#### Instructions for the task:
Every record here needs to be written out again exactly.

#### Material to process:
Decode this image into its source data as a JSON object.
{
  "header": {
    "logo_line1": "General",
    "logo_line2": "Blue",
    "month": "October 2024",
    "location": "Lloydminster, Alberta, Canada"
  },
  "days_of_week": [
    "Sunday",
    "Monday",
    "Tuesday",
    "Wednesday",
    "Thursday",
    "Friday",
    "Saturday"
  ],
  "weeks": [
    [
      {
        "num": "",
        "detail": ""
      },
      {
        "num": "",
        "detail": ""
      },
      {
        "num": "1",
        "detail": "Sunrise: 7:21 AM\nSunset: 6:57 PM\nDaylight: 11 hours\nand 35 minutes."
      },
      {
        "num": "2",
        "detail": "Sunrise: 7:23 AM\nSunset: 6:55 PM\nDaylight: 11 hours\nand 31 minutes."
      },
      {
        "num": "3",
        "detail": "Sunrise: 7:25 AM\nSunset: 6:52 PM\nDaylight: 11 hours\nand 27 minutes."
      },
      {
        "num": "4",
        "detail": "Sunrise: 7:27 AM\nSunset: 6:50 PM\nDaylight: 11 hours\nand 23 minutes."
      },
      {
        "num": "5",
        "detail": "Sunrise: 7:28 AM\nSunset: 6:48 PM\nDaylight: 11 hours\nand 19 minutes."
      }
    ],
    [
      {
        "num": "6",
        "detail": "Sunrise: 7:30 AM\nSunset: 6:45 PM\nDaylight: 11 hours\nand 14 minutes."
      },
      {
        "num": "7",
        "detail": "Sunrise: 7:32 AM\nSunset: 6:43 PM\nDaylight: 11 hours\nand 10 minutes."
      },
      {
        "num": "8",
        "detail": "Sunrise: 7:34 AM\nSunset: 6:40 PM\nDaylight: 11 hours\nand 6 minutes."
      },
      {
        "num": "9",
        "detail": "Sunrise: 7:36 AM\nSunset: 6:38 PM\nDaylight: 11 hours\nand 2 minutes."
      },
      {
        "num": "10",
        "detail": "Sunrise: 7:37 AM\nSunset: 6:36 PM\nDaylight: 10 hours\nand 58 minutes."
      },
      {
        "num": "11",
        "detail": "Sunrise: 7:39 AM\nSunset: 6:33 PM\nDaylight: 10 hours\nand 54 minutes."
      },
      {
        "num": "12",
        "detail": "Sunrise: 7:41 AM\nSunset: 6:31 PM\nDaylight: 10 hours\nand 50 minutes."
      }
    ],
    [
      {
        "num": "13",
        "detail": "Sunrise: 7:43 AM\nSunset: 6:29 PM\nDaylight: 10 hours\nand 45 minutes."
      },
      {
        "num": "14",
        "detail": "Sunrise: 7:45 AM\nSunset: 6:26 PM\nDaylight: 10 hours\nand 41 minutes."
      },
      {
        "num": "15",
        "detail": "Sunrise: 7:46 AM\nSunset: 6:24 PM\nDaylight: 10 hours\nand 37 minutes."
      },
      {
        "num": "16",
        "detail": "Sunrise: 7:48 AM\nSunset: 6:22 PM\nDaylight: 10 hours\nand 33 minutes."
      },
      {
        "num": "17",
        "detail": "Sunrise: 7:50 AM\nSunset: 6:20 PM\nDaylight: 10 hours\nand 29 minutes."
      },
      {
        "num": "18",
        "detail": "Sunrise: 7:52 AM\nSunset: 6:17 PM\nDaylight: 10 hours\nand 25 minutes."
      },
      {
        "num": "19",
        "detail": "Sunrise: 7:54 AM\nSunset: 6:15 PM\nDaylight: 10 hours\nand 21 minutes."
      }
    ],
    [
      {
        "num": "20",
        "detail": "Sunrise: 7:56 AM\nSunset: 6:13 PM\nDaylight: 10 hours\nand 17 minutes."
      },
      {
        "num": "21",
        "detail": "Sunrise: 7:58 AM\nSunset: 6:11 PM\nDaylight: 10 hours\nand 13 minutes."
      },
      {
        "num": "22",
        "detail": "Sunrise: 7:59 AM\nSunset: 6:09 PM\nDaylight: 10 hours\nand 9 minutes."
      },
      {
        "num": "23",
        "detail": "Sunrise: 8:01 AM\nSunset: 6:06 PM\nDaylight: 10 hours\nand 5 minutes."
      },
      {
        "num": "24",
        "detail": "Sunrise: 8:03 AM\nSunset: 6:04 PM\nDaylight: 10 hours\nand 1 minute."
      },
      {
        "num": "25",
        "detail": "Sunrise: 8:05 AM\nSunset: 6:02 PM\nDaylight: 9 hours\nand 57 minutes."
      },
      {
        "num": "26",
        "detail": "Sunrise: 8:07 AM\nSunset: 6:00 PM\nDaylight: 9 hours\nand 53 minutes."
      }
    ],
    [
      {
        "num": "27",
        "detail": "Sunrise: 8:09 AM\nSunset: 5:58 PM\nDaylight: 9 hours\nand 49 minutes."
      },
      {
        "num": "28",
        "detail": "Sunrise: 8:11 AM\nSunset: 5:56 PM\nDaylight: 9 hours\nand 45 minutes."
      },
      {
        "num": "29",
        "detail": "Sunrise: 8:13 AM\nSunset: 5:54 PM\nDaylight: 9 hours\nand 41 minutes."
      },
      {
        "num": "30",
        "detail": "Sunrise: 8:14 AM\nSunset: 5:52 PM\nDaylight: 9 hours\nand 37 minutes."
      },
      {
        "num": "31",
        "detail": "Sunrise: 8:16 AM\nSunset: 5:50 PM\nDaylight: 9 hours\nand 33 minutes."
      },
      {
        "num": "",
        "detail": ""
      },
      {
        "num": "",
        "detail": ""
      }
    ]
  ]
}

#### Response:
Decode this image into its source data as a JSON object.
{
  "header": {
    "logo_line1": "General",
    "logo_line2": "Blue",
    "month": "October 2024",
    "location": "Lloydminster, Alberta, Canada"
  },
  "days_of_week": [
    "Sunday",
    "Monday",
    "Tuesday",
    "Wednesday",
    "Thursday",
    "Friday",
    "Saturday"
  ],
  "weeks": [
    [
      {
        "num": "",
        "detail": ""
      },
      {
        "num": "",
        "detail": ""
      },
      {
        "num": "1",
        "detail": "Sunrise: 7:21 AM\nSunset: 6:57 PM\nDaylight: 11 hours\nand 35 minutes."
      },
      {
        "num": "2",
        "detail": "Sunrise: 7:23 AM\nSunset: 6:55 PM\nDaylight: 11 hours\nand 31 minutes."
      },
      {
        "num": "3",
        "detail": "Sunrise: 7:25 AM\nSunset: 6:52 PM\nDaylight: 11 hours\nand 27 minutes."
      },
      {
        "num": "4",
        "detail": "Sunrise: 7:27 AM\nSunset: 6:50 PM\nDaylight: 11 hours\nand 23 minutes."
      },
      {
        "num": "5",
        "detail": "Sunrise: 7:28 AM\nSunset: 6:48 PM\nDaylight: 11 hours\nand 19 minutes."
      }
    ],
    [
      {
        "num": "6",
        "detail": "Sunrise: 7:30 AM\nSunset: 6:45 PM\nDaylight: 11 hours\nand 14 minutes."
      },
      {
        "num": "7",
        "detail": "Sunrise: 7:32 AM\nSunset: 6:43 PM\nDaylight: 11 hours\nand 10 minutes."
      },
      {
        "num": "8",
        "detail": "Sunrise: 7:34 AM\nSunset: 6:40 PM\nDaylight: 11 hours\nand 6 minutes."
      },
      {
        "num": "9",
        "detail": "Sunrise: 7:36 AM\nSunset: 6:38 PM\nDaylight: 11 hours\nand 2 minutes."
      },
      {
        "num": "10",
        "detail": "Sunrise: 7:37 AM\nSunset: 6:36 PM\nDaylight: 10 hours\nand 58 minutes."
      },
      {
        "num": "11",
        "detail": "Sunrise: 7:39 AM\nSunset: 6:33 PM\nDaylight: 10 hours\nand 54 minutes."
      },
      {
        "num": "12",
        "detail": "Sunrise: 7:41 AM\nSunset: 6:31 PM\nDaylight: 10 hours\nand 50 minutes."
      }
    ],
    [
      {
        "num": "13",
        "detail": "Sunrise: 7:43 AM\nSunset: 6:29 PM\nDaylight: 10 hours\nand 45 minutes."
      },
      {
        "num": "14",
        "detail": "Sunrise: 7:45 AM\nSunset: 6:26 PM\nDaylight: 10 hours\nand 41 minutes."
      },
      {
        "num": "15",
        "detail": "Sunrise: 7:46 AM\nSunset: 6:24 PM\nDaylight: 10 hours\nand 37 minutes."
      },
      {
        "num": "16",
        "detail": "Sunrise: 7:48 AM\nSunset: 6:22 PM\nDaylight: 10 hours\nand 33 minutes."
      },
      {
        "num": "17",
        "detail": "Sunrise: 7:50 AM\nSunset: 6:20 PM\nDaylight: 10 hours\nand 29 minutes."
      },
      {
        "num": "18",
        "detail": "Sunrise: 7:52 AM\nSunset: 6:17 PM\nDaylight: 10 hours\nand 25 minutes."
      },
      {
        "num": "19",
        "detail": "Sunrise: 7:54 AM\nSunset: 6:15 PM\nDaylight: 10 hours\nand 21 minutes."
      }
    ],
    [
      {
        "num": "20",
        "detail": "Sunrise: 7:56 AM\nSunset: 6:13 PM\nDaylight: 10 hours\nand 17 minutes."
      },
      {
        "num": "21",
        "detail": "Sunrise: 7:58 AM\nSunset: 6:11 PM\nDaylight: 10 hours\nand 13 minutes."
      },
      {
        "num": "22",
        "detail": "Sunrise: 7:59 AM\nSunset: 6:09 PM\nDaylight: 10 hours\nand 9 minutes."
      },
      {
        "num": "23",
        "detail": "Sunrise: 8:01 AM\nSunset: 6:06 PM\nDaylight: 10 hours\nand 5 minutes."
      },
      {
        "num": "24",
        "detail": "Sunrise: 8:03 AM\nSunset: 6:04 PM\nDaylight: 10 hours\nand 1 minute."
      },
      {
        "num": "25",
        "detail": "Sunrise: 8:05 AM\nSunset: 6:02 PM\nDaylight: 9 hours\nand 57 minutes."
      },
      {
        "num": "26",
        "detail": "Sunrise: 8:07 AM\nSunset: 6:00 PM\nDaylight: 9 hours\nand 53 minutes."
      }
    ],
    [
      {
        "num": "27",
        "detail": "Sunrise: 8:09 AM\nSunset: 5:58 PM\nDaylight: 9 hours\nand 49 minutes."
      },
      {
        "num": "28",
        "detail": "Sunrise: 8:11 AM\nSunset: 5:56 PM\nDaylight: 9 hours\nand 45 minutes."
      },
      {
        "num": "29",
        "detail": "Sunrise: 8:13 AM\nSunset: 5:54 PM\nDaylight: 9 hours\nand 41 minutes."
      },
      {
        "num": "30",
        "detail": "Sunrise: 8:14 AM\nSunset: 5:52 PM\nDaylight: 9 hours\nand 37 minutes."
      },
      {
        "num": "31",
        "detail": "Sunrise: 8:16 AM\nSunset: 5:50 PM\nDaylight: 9 hours\nand 33 minutes."
      },
      {
        "num": "",
        "detail": ""
      },
      {
        "num": "",
        "detail": ""
      }
    ]
  ]
}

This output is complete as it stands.